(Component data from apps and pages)
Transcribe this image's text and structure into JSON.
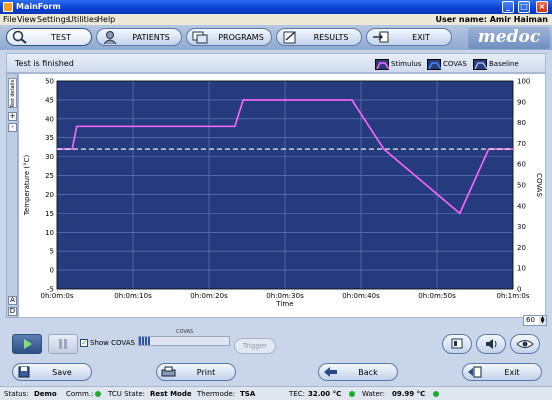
{
  "window": {
    "title": "MainForm",
    "minimize": "_",
    "maximize": "□",
    "close": "×"
  },
  "menu": {
    "items": [
      "File",
      "View",
      "Settings",
      "Utilities",
      "Help"
    ],
    "user": "User name: Amir Haiman"
  },
  "nav": {
    "tabs": [
      "TEST",
      "PATIENTS",
      "PROGRAMS",
      "RESULTS",
      "EXIT"
    ],
    "brand": "medoc"
  },
  "status_label": "Test is finished",
  "legend": [
    "Stimulus",
    "COVAS",
    "Baseline"
  ],
  "side": {
    "tab": "Test details",
    "plus": "+",
    "minus": "-",
    "btn_a": "A",
    "btn_d": "D"
  },
  "stepper_value": "60",
  "controls": {
    "show_covas": "Show COVAS",
    "covas_title": "COVAS",
    "covas_level": 0.12,
    "trigger": "Trigger"
  },
  "bottom": {
    "save": "Save",
    "print": "Print",
    "back": "Back",
    "exit": "Exit"
  },
  "statusbar": {
    "status_label": "Status:",
    "status_value": "Demo",
    "comm_label": "Comm.:",
    "tcu_label": "TCU State:",
    "tcu_value": "Rest Mode",
    "thermode_label": "Thermode:",
    "thermode_value": "TSA",
    "tec_label": "TEC:",
    "tec_value": "32.00 °C",
    "water_label": "Water:",
    "water_value": "09.99 °C"
  },
  "colors": {
    "plot_bg": "#253b7e",
    "stimulus": "#ff66ff",
    "baseline": "#ffffff",
    "grid": "#6d83bb"
  },
  "chart_data": {
    "type": "line",
    "xlabel": "Time",
    "ylabel": "Temperature (°C)",
    "y2label": "COVAS",
    "x_ticks": [
      "0h:0m:0s",
      "0h:0m:10s",
      "0h:0m:20s",
      "0h:0m:30s",
      "0h:0m:40s",
      "0h:0m:50s",
      "0h:1m:0s"
    ],
    "xlim": [
      0,
      60
    ],
    "ylim": [
      -5,
      50
    ],
    "y_ticks": [
      -5,
      0,
      5,
      10,
      15,
      20,
      25,
      30,
      35,
      40,
      45,
      50
    ],
    "y2lim": [
      0,
      100
    ],
    "y2_ticks": [
      0,
      10,
      20,
      30,
      40,
      50,
      60,
      70,
      80,
      90,
      100
    ],
    "series": [
      {
        "name": "Stimulus",
        "x": [
          0,
          2,
          2.6,
          22.7,
          23.4,
          24.5,
          38.8,
          43,
          53,
          56.8,
          60
        ],
        "y": [
          32,
          32,
          38,
          38,
          38,
          45,
          45,
          32,
          15,
          32,
          32
        ]
      },
      {
        "name": "Baseline",
        "x": [
          0,
          60
        ],
        "y": [
          32,
          32
        ]
      }
    ],
    "grid": true
  }
}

* Work task
Copy the entries above verbatim. Pictures do not belong in the copy.

* Written reply
Transcribe this image's text and structure into JSON.
{
  "window": {
    "title": "MainForm",
    "minimize": "_",
    "maximize": "□",
    "close": "×"
  },
  "menu": {
    "items": [
      "File",
      "View",
      "Settings",
      "Utilities",
      "Help"
    ],
    "user": "User name: Amir Haiman"
  },
  "nav": {
    "tabs": [
      "TEST",
      "PATIENTS",
      "PROGRAMS",
      "RESULTS",
      "EXIT"
    ],
    "brand": "medoc"
  },
  "status_label": "Test is finished",
  "legend": [
    "Stimulus",
    "COVAS",
    "Baseline"
  ],
  "side": {
    "tab": "Test details",
    "plus": "+",
    "minus": "-",
    "btn_a": "A",
    "btn_d": "D"
  },
  "stepper_value": "60",
  "controls": {
    "show_covas": "Show COVAS",
    "covas_title": "COVAS",
    "covas_level": 0.12,
    "trigger": "Trigger"
  },
  "bottom": {
    "save": "Save",
    "print": "Print",
    "back": "Back",
    "exit": "Exit"
  },
  "statusbar": {
    "status_label": "Status:",
    "status_value": "Demo",
    "comm_label": "Comm.:",
    "tcu_label": "TCU State:",
    "tcu_value": "Rest Mode",
    "thermode_label": "Thermode:",
    "thermode_value": "TSA",
    "tec_label": "TEC:",
    "tec_value": "32.00 °C",
    "water_label": "Water:",
    "water_value": "09.99 °C"
  },
  "colors": {
    "plot_bg": "#253b7e",
    "stimulus": "#ff66ff",
    "baseline": "#ffffff",
    "grid": "#6d83bb"
  },
  "chart_data": {
    "type": "line",
    "xlabel": "Time",
    "ylabel": "Temperature (°C)",
    "y2label": "COVAS",
    "x_ticks": [
      "0h:0m:0s",
      "0h:0m:10s",
      "0h:0m:20s",
      "0h:0m:30s",
      "0h:0m:40s",
      "0h:0m:50s",
      "0h:1m:0s"
    ],
    "xlim": [
      0,
      60
    ],
    "ylim": [
      -5,
      50
    ],
    "y_ticks": [
      -5,
      0,
      5,
      10,
      15,
      20,
      25,
      30,
      35,
      40,
      45,
      50
    ],
    "y2lim": [
      0,
      100
    ],
    "y2_ticks": [
      0,
      10,
      20,
      30,
      40,
      50,
      60,
      70,
      80,
      90,
      100
    ],
    "series": [
      {
        "name": "Stimulus",
        "x": [
          0,
          2,
          2.6,
          22.7,
          23.4,
          24.5,
          38.8,
          43,
          53,
          56.8,
          60
        ],
        "y": [
          32,
          32,
          38,
          38,
          38,
          45,
          45,
          32,
          15,
          32,
          32
        ]
      },
      {
        "name": "Baseline",
        "x": [
          0,
          60
        ],
        "y": [
          32,
          32
        ]
      }
    ],
    "grid": true
  }
}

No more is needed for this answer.